* Data supplied:
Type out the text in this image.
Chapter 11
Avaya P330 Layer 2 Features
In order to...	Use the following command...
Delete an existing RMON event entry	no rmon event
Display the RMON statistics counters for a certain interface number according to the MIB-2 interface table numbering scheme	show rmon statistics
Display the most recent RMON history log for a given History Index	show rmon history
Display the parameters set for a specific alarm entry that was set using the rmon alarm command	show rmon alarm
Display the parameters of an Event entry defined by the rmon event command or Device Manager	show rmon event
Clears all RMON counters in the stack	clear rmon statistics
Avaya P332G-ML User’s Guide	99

* Written request: Extract all of the material exactly as it is written.

* Reply to the exercise:
Type out the text in this image.
Chapter 11
Avaya P330 Layer 2 Features
In order to...	Use the following command...
Delete an existing RMON event entry	no rmon event
Display the RMON statistics counters for a certain interface number according to the MIB-2 interface table numbering scheme	show rmon statistics
Display the most recent RMON history log for a given History Index	show rmon history
Display the parameters set for a specific alarm entry that was set using the rmon alarm command	show rmon alarm
Display the parameters of an Event entry defined by the rmon event command or Device Manager	show rmon event
Clears all RMON counters in the stack	clear rmon statistics
Avaya P332G-ML User’s Guide	99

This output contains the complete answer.